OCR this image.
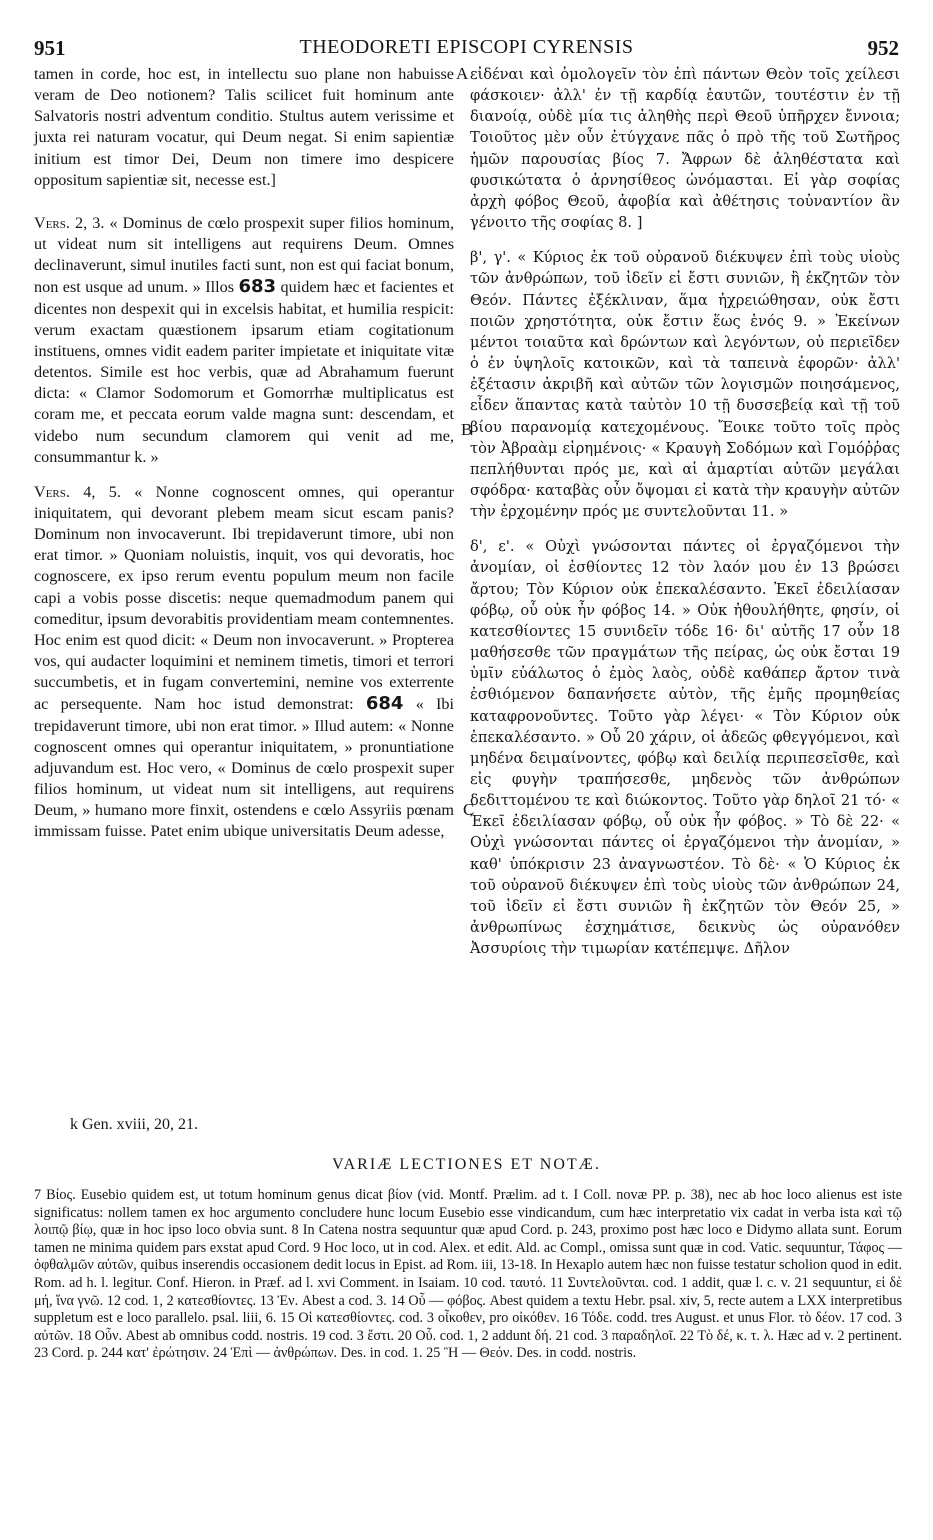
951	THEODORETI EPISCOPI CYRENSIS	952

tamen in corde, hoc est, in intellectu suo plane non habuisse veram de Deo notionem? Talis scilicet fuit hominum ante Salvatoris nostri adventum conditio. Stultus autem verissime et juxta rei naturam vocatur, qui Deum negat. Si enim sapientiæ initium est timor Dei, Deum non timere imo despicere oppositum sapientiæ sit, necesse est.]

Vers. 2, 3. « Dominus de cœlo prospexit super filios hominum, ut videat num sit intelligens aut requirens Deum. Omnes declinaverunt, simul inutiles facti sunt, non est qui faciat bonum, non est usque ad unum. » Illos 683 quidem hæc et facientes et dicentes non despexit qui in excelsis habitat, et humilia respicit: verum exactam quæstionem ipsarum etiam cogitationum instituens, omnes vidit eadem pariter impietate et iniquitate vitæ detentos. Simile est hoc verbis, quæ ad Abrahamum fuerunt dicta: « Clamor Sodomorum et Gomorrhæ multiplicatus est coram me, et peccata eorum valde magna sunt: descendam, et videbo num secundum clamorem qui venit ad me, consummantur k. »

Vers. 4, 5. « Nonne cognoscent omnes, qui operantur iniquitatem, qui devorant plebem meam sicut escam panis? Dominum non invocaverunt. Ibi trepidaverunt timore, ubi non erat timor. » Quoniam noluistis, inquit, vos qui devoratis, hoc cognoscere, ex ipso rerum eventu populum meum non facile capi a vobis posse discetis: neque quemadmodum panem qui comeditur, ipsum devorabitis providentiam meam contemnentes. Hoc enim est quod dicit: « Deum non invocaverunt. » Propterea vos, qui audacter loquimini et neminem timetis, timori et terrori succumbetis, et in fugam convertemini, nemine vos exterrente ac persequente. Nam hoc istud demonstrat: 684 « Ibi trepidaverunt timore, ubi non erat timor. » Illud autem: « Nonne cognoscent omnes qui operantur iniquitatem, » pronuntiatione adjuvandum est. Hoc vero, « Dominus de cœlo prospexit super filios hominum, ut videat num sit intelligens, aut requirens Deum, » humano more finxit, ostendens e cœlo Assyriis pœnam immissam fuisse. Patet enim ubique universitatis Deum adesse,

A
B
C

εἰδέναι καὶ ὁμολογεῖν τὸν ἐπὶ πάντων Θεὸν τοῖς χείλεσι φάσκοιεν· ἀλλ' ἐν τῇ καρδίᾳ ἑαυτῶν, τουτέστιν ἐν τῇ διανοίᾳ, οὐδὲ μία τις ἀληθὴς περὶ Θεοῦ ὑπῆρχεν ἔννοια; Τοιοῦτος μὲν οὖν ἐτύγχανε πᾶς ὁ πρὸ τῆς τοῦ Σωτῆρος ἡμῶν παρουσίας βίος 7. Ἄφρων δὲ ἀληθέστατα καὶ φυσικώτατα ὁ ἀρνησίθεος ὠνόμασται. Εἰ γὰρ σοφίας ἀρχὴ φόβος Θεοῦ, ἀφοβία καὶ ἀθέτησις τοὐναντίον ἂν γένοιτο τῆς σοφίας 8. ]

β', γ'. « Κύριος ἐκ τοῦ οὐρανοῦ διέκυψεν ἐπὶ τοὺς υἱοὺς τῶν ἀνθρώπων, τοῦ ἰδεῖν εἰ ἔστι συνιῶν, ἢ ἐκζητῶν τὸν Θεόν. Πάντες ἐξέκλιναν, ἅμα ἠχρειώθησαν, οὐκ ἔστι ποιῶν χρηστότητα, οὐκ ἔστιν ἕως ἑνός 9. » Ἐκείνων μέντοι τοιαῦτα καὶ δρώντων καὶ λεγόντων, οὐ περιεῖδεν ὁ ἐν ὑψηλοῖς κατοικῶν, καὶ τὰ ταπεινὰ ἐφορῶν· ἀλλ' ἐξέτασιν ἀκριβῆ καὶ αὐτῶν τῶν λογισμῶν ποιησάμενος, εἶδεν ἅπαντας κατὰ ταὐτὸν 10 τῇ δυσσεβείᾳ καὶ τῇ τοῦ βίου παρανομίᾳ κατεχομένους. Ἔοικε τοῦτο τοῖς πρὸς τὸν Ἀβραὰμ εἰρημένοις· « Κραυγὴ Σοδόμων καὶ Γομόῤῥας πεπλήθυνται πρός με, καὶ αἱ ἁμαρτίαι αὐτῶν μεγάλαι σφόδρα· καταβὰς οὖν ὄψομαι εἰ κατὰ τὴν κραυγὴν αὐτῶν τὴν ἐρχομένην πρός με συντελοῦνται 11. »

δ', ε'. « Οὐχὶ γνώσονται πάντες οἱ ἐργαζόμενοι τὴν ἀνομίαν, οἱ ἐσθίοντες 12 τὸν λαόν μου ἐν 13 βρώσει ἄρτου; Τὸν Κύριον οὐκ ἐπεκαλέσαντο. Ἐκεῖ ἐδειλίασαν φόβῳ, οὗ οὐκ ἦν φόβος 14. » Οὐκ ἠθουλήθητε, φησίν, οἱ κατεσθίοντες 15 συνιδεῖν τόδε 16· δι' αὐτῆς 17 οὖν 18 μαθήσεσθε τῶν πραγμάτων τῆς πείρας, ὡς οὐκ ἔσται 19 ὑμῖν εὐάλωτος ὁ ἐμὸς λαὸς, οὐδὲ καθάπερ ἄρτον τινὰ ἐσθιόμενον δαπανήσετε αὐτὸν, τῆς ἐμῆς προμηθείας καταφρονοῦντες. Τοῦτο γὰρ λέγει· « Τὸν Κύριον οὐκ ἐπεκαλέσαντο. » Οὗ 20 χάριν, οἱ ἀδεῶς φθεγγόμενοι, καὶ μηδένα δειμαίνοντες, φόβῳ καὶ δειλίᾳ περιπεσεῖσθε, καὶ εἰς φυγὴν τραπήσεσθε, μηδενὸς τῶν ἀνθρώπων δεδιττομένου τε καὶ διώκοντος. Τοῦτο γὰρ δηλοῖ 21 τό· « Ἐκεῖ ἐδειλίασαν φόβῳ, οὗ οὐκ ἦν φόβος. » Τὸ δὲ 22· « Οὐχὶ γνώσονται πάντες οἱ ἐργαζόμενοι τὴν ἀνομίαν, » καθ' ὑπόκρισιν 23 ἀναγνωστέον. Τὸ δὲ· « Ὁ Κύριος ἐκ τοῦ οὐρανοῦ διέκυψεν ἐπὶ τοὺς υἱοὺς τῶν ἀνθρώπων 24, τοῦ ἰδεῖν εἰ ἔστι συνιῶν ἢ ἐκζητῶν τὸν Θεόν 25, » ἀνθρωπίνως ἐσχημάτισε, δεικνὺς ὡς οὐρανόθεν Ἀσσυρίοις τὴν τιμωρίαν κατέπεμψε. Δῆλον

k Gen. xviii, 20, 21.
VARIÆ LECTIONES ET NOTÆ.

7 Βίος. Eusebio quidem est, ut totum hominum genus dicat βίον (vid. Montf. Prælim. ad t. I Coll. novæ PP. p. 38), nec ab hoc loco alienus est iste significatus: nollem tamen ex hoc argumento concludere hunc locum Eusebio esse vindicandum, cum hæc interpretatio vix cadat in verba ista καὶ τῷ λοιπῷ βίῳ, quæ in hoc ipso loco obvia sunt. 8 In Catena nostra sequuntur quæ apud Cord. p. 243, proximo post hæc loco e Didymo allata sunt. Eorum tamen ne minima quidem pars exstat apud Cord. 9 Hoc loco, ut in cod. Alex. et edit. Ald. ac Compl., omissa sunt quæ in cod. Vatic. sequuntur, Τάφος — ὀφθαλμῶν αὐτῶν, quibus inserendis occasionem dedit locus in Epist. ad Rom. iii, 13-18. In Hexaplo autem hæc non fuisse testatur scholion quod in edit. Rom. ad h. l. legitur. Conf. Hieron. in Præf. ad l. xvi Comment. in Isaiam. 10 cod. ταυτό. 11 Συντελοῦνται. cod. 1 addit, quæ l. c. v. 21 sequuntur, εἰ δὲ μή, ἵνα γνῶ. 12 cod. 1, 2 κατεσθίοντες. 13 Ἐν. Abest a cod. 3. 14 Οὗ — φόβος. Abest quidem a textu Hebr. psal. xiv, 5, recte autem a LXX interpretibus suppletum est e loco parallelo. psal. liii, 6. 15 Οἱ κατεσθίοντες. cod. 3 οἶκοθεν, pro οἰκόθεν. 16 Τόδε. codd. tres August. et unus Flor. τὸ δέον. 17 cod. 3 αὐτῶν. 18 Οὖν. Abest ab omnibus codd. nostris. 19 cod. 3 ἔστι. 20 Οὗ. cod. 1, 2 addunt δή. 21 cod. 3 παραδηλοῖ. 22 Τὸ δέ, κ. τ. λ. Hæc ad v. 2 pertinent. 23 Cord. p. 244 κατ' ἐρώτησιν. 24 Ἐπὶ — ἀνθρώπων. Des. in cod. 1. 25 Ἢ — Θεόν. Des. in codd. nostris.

...

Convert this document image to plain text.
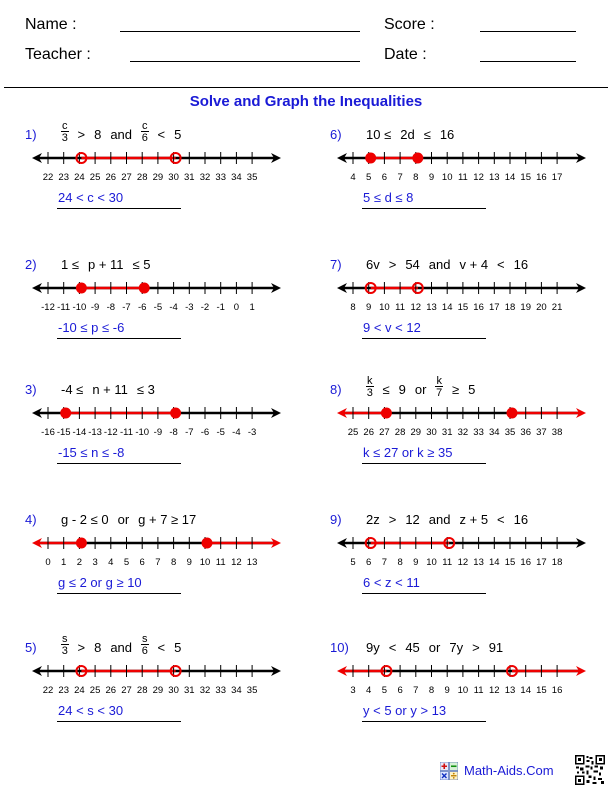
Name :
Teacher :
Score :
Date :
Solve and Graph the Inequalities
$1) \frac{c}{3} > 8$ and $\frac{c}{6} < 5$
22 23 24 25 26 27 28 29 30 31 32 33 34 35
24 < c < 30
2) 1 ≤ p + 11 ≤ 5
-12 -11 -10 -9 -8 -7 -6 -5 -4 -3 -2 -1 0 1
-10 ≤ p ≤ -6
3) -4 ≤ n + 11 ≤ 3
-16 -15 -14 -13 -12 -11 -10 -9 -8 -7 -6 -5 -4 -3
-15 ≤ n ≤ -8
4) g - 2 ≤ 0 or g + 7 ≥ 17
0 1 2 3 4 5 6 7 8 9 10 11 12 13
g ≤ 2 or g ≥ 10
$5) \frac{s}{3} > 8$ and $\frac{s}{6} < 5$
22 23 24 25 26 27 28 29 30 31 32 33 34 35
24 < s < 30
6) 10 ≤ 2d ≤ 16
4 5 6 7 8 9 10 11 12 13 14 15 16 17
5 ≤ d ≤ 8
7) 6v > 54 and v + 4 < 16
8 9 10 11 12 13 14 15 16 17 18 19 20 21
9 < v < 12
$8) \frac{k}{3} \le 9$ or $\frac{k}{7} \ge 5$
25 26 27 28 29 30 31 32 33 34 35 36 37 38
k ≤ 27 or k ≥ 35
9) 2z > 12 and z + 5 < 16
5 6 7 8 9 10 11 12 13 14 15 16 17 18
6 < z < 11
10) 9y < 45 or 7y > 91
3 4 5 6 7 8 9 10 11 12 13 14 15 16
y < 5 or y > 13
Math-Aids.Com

--

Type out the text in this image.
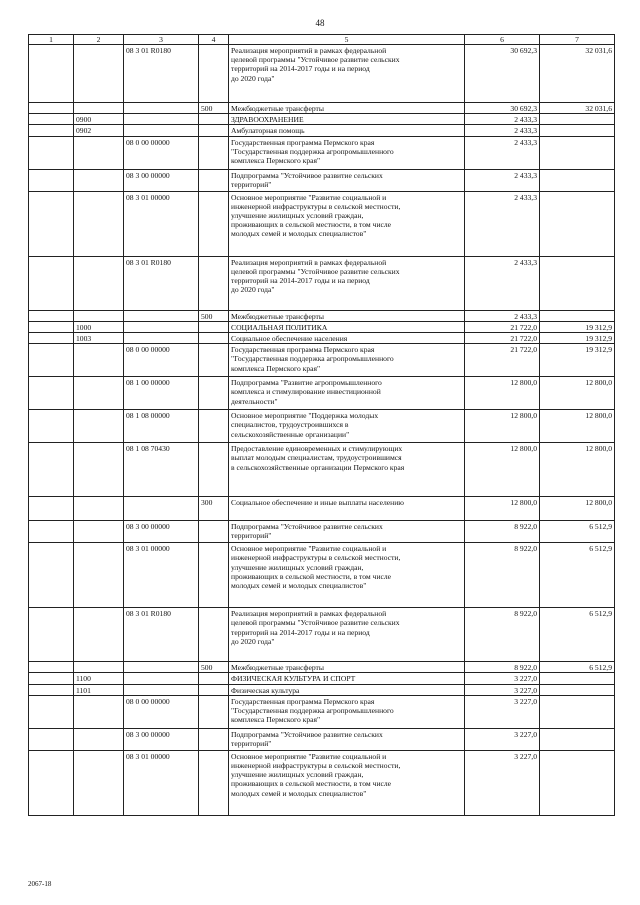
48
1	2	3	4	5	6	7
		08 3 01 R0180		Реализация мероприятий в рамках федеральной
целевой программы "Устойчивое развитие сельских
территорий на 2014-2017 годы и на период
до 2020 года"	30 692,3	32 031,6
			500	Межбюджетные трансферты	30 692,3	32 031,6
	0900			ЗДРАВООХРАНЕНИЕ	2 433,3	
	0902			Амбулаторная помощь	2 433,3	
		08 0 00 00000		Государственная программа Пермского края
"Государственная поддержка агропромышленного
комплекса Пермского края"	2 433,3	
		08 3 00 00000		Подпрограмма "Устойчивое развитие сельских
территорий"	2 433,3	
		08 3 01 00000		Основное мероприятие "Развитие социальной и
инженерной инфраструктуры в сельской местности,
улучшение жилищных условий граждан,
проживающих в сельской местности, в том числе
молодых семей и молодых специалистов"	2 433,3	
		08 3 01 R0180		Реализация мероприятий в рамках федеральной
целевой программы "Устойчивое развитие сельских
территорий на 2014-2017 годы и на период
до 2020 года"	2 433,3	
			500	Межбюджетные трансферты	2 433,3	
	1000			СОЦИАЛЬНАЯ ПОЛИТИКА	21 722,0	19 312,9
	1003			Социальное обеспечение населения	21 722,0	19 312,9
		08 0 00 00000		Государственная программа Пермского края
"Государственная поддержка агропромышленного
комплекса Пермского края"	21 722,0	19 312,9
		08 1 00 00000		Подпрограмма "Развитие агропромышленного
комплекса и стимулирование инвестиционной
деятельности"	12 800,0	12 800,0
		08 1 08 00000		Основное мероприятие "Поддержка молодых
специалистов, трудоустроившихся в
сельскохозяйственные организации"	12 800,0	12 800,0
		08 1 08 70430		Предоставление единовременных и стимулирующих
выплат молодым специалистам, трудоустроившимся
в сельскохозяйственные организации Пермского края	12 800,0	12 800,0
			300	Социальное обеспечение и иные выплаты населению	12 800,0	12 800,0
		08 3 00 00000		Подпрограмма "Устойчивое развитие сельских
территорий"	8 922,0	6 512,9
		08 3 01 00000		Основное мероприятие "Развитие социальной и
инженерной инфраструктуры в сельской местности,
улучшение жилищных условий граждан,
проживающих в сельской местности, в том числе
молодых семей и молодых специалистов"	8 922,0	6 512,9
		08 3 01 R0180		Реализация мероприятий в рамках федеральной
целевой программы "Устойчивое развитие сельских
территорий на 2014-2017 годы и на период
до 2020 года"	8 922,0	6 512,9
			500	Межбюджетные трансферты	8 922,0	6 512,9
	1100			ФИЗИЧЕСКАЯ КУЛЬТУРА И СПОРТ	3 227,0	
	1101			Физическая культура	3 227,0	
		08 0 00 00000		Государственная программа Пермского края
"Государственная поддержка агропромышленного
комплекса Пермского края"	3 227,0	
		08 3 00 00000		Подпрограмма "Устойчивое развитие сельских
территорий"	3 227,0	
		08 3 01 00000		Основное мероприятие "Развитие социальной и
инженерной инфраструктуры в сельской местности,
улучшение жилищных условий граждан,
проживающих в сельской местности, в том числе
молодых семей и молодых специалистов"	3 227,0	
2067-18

> **What you need to do**: How many lines in the listing above contain "сельскохозяйственные"? Answer with the number alone.

> **Answer for the task**: 2